**YOUR OBJECTIVE**: Make an exact copy of each entry, leaving out every picture.

**EXTRACTED INFORMATION**:
+ + + + +

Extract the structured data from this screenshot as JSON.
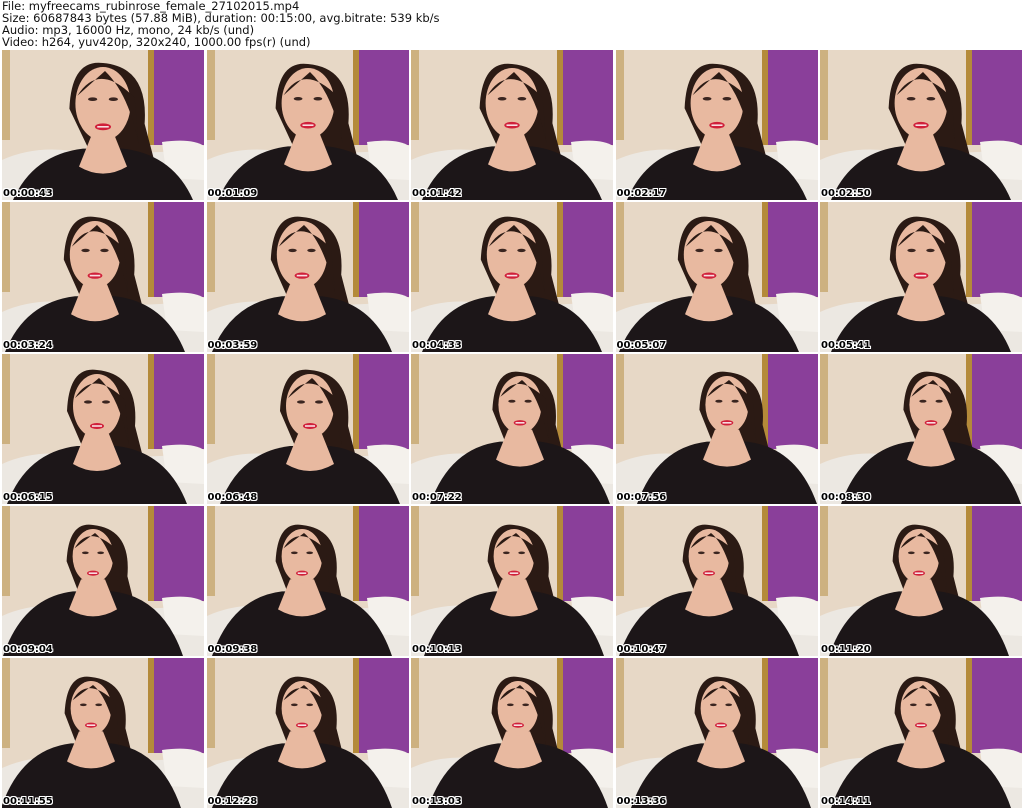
{
  "header": {
    "file_line": "File: myfreecams_rubinrose_female_27102015.mp4",
    "size_line": "Size: 60687843 bytes (57.88 MiB), duration: 00:15:00, avg.bitrate: 539 kb/s",
    "audio_line": "Audio: mp3, 16000 Hz, mono, 24 kb/s (und)",
    "video_line": "Video: h264, yuv420p, 320x240, 1000.00 fps(r) (und)"
  },
  "colors": {
    "wall_beige": "#e7d8c6",
    "curtain_purple": "#8a3f9a",
    "curtain_gold": "#b48a3a",
    "hair": "#2b1a14",
    "skin": "#e8b9a0",
    "top_black": "#1c1618",
    "lips": "#d0203a",
    "sofa": "#ece8e2"
  },
  "thumbnails": [
    {
      "timestamp": "00:00:43",
      "icon": "thumbnail-frame"
    },
    {
      "timestamp": "00:01:09",
      "icon": "thumbnail-frame"
    },
    {
      "timestamp": "00:01:42",
      "icon": "thumbnail-frame"
    },
    {
      "timestamp": "00:02:17",
      "icon": "thumbnail-frame"
    },
    {
      "timestamp": "00:02:50",
      "icon": "thumbnail-frame"
    },
    {
      "timestamp": "00:03:24",
      "icon": "thumbnail-frame"
    },
    {
      "timestamp": "00:03:59",
      "icon": "thumbnail-frame"
    },
    {
      "timestamp": "00:04:33",
      "icon": "thumbnail-frame"
    },
    {
      "timestamp": "00:05:07",
      "icon": "thumbnail-frame"
    },
    {
      "timestamp": "00:05:41",
      "icon": "thumbnail-frame"
    },
    {
      "timestamp": "00:06:15",
      "icon": "thumbnail-frame"
    },
    {
      "timestamp": "00:06:48",
      "icon": "thumbnail-frame"
    },
    {
      "timestamp": "00:07:22",
      "icon": "thumbnail-frame"
    },
    {
      "timestamp": "00:07:56",
      "icon": "thumbnail-frame"
    },
    {
      "timestamp": "00:08:30",
      "icon": "thumbnail-frame"
    },
    {
      "timestamp": "00:09:04",
      "icon": "thumbnail-frame"
    },
    {
      "timestamp": "00:09:38",
      "icon": "thumbnail-frame"
    },
    {
      "timestamp": "00:10:13",
      "icon": "thumbnail-frame"
    },
    {
      "timestamp": "00:10:47",
      "icon": "thumbnail-frame"
    },
    {
      "timestamp": "00:11:20",
      "icon": "thumbnail-frame"
    },
    {
      "timestamp": "00:11:55",
      "icon": "thumbnail-frame"
    },
    {
      "timestamp": "00:12:28",
      "icon": "thumbnail-frame"
    },
    {
      "timestamp": "00:13:03",
      "icon": "thumbnail-frame"
    },
    {
      "timestamp": "00:13:36",
      "icon": "thumbnail-frame"
    },
    {
      "timestamp": "00:14:11",
      "icon": "thumbnail-frame"
    }
  ]
}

+ + + + +

**SOLUTION FOR THIS PROBLEM**:
Extract the structured data from this screenshot as JSON.
{
  "header": {
    "file_line": "File: myfreecams_rubinrose_female_27102015.mp4",
    "size_line": "Size: 60687843 bytes (57.88 MiB), duration: 00:15:00, avg.bitrate: 539 kb/s",
    "audio_line": "Audio: mp3, 16000 Hz, mono, 24 kb/s (und)",
    "video_line": "Video: h264, yuv420p, 320x240, 1000.00 fps(r) (und)"
  },
  "colors": {
    "wall_beige": "#e7d8c6",
    "curtain_purple": "#8a3f9a",
    "curtain_gold": "#b48a3a",
    "hair": "#2b1a14",
    "skin": "#e8b9a0",
    "top_black": "#1c1618",
    "lips": "#d0203a",
    "sofa": "#ece8e2"
  },
  "thumbnails": [
    {
      "timestamp": "00:00:43",
      "icon": "thumbnail-frame"
    },
    {
      "timestamp": "00:01:09",
      "icon": "thumbnail-frame"
    },
    {
      "timestamp": "00:01:42",
      "icon": "thumbnail-frame"
    },
    {
      "timestamp": "00:02:17",
      "icon": "thumbnail-frame"
    },
    {
      "timestamp": "00:02:50",
      "icon": "thumbnail-frame"
    },
    {
      "timestamp": "00:03:24",
      "icon": "thumbnail-frame"
    },
    {
      "timestamp": "00:03:59",
      "icon": "thumbnail-frame"
    },
    {
      "timestamp": "00:04:33",
      "icon": "thumbnail-frame"
    },
    {
      "timestamp": "00:05:07",
      "icon": "thumbnail-frame"
    },
    {
      "timestamp": "00:05:41",
      "icon": "thumbnail-frame"
    },
    {
      "timestamp": "00:06:15",
      "icon": "thumbnail-frame"
    },
    {
      "timestamp": "00:06:48",
      "icon": "thumbnail-frame"
    },
    {
      "timestamp": "00:07:22",
      "icon": "thumbnail-frame"
    },
    {
      "timestamp": "00:07:56",
      "icon": "thumbnail-frame"
    },
    {
      "timestamp": "00:08:30",
      "icon": "thumbnail-frame"
    },
    {
      "timestamp": "00:09:04",
      "icon": "thumbnail-frame"
    },
    {
      "timestamp": "00:09:38",
      "icon": "thumbnail-frame"
    },
    {
      "timestamp": "00:10:13",
      "icon": "thumbnail-frame"
    },
    {
      "timestamp": "00:10:47",
      "icon": "thumbnail-frame"
    },
    {
      "timestamp": "00:11:20",
      "icon": "thumbnail-frame"
    },
    {
      "timestamp": "00:11:55",
      "icon": "thumbnail-frame"
    },
    {
      "timestamp": "00:12:28",
      "icon": "thumbnail-frame"
    },
    {
      "timestamp": "00:13:03",
      "icon": "thumbnail-frame"
    },
    {
      "timestamp": "00:13:36",
      "icon": "thumbnail-frame"
    },
    {
      "timestamp": "00:14:11",
      "icon": "thumbnail-frame"
    }
  ]
}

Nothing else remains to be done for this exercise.